Objective:
Omit the pictures from the entries below and retype everything else exactly.
--- begin Records for the exercise ---
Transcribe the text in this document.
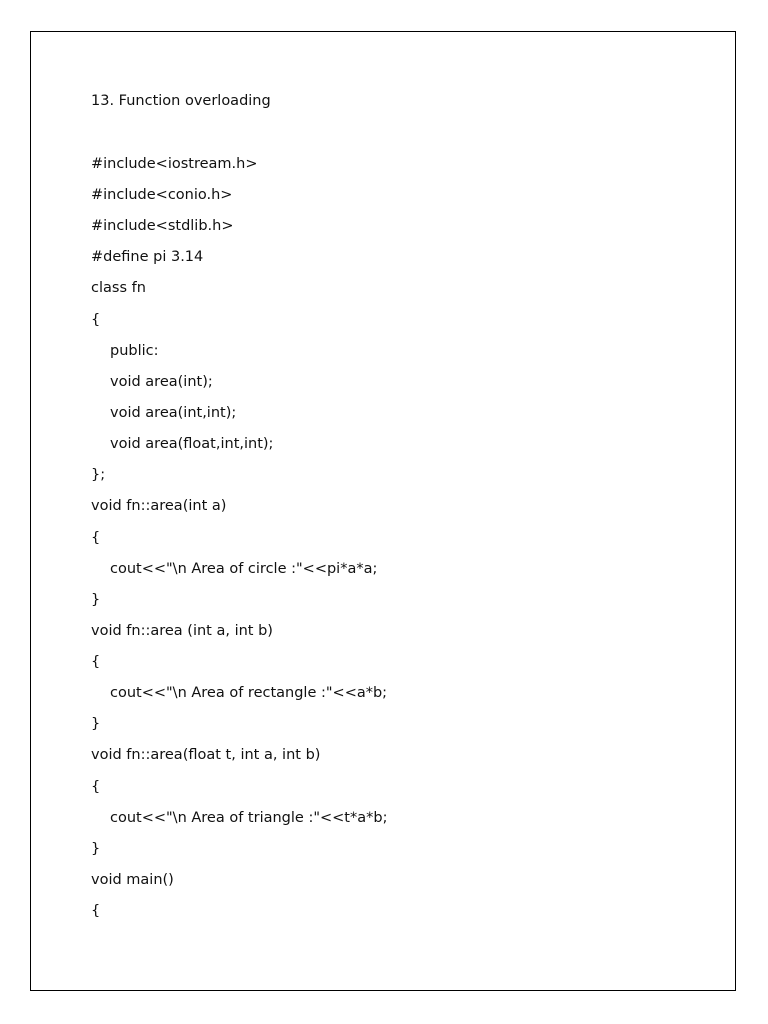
13. Function overloading

#include<iostream.h>

#include<conio.h>

#include<stdlib.h>

#define pi 3.14

class fn

{

public:

void area(int);

void area(int,int);

void area(float,int,int);

};

void fn::area(int a)

{

cout<<"\n Area of circle :"<<pi*a*a;

}

void fn::area (int a, int b)

{

cout<<"\n Area of rectangle :"<<a*b;

}

void fn::area(float t, int a, int b)

{

cout<<"\n Area of triangle :"<<t*a*b;

}

void main()

{
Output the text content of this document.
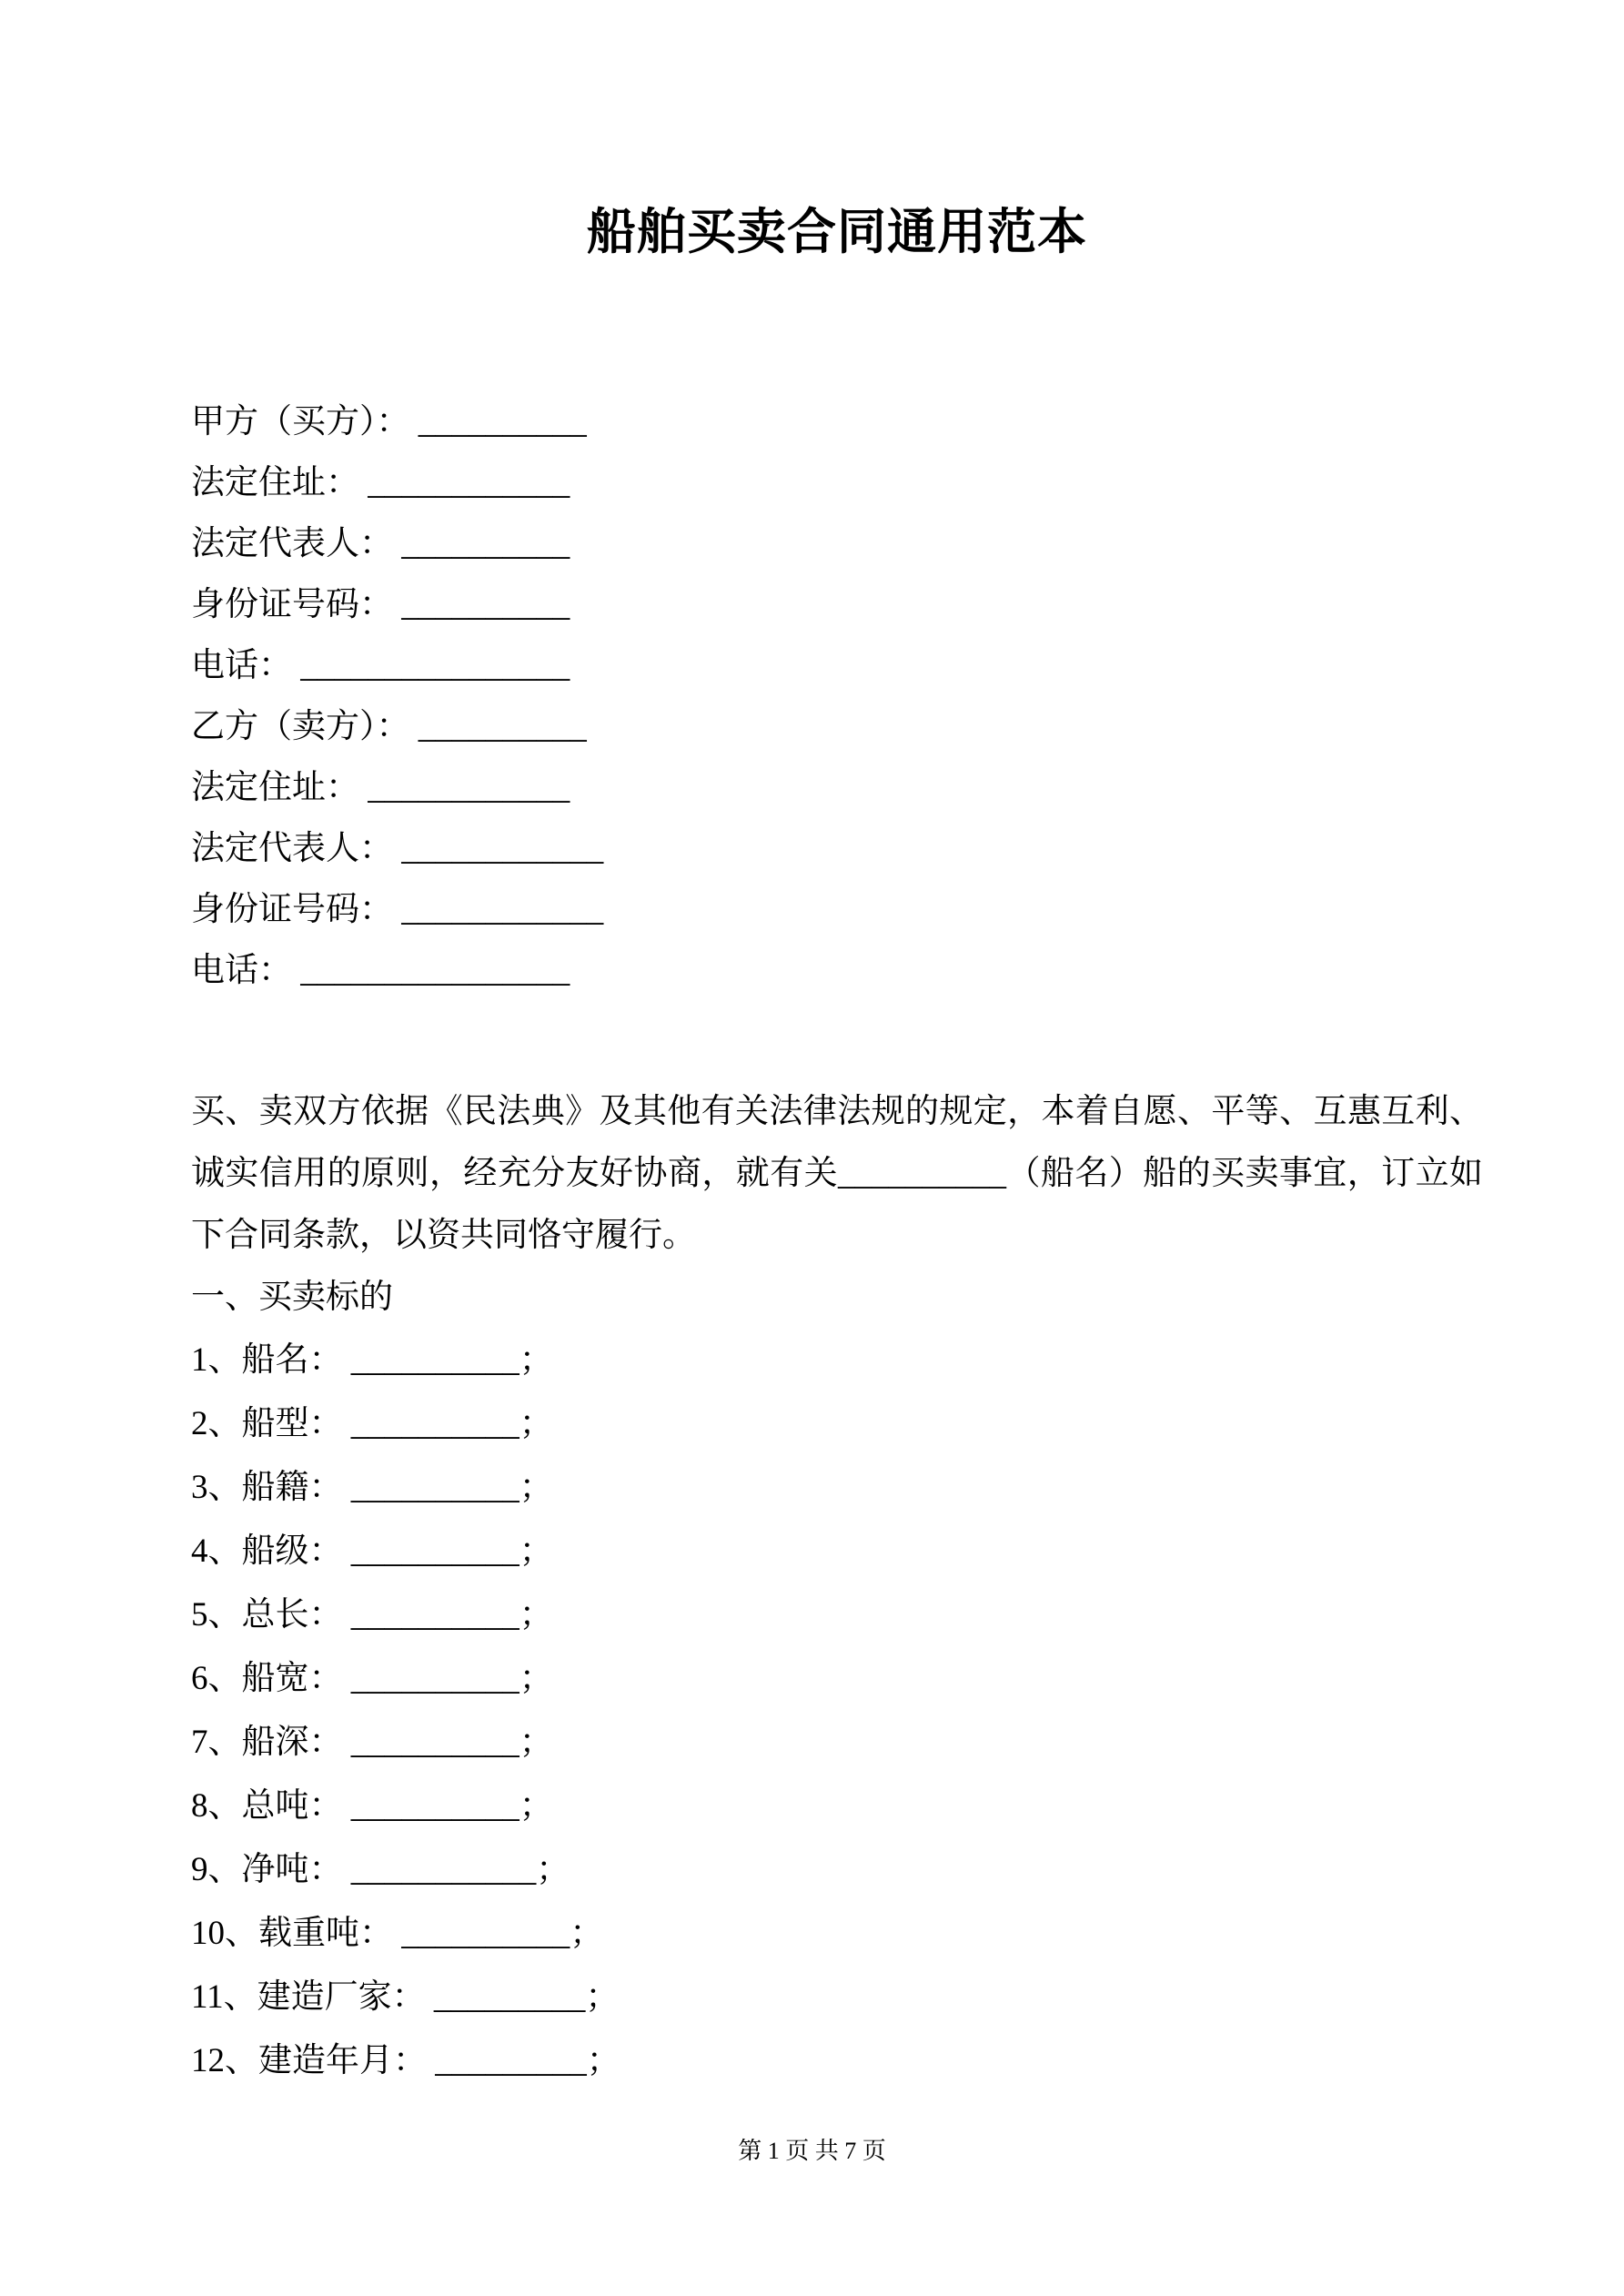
船舶买卖合同通用范本
甲方（买方）： __________
法定住址： ____________
法定代表人： __________
身份证号码： __________
电话： ________________
乙方（卖方）： __________
法定住址： ____________
法定代表人： ____________
身份证号码： ____________
电话： ________________
买、卖双方依据《民法典》及其他有关法律法规的规定，本着自愿、平等、互惠互利、
诚实信用的原则，经充分友好协商，就有关__________（船名）船的买卖事宜，订立如
下合同条款，以资共同恪守履行。
一、买卖标的
1、船名： __________；
2、船型： __________；
3、船籍： __________；
4、船级： __________；
5、总长： __________；
6、船宽： __________；
7、船深： __________；
8、总吨： __________；
9、净吨： ___________；
10、载重吨： __________；
11、建造厂家： _________；
12、建造年月： _________；
第 1 页 共 7 页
--- end Records for the exercise ---
Written answer:
Transcribe the text in this document.
13. Function overloading

#include<iostream.h>

#include<conio.h>

#include<stdlib.h>

#define pi 3.14

class fn

{

public:

void area(int);

void area(int,int);

void area(float,int,int);

};

void fn::area(int a)

{

cout<<"\n Area of circle :"<<pi*a*a;

}

void fn::area (int a, int b)

{

cout<<"\n Area of rectangle :"<<a*b;

}

void fn::area(float t, int a, int b)

{

cout<<"\n Area of triangle :"<<t*a*b;

}

void main()

{
Output the text content of this document.
船舶买卖合同通用范本
甲方（买方）： __________
法定住址： ____________
法定代表人： __________
身份证号码： __________
电话： ________________
乙方（卖方）： __________
法定住址： ____________
法定代表人： ____________
身份证号码： ____________
电话： ________________
买、卖双方依据《民法典》及其他有关法律法规的规定，本着自愿、平等、互惠互利、
诚实信用的原则，经充分友好协商，就有关__________（船名）船的买卖事宜，订立如
下合同条款，以资共同恪守履行。
一、买卖标的
1、船名： __________；
2、船型： __________；
3、船籍： __________；
4、船级： __________；
5、总长： __________；
6、船宽： __________；
7、船深： __________；
8、总吨： __________；
9、净吨： ___________；
10、载重吨： __________；
11、建造厂家： _________；
12、建造年月： _________；
第 1 页 共 7 页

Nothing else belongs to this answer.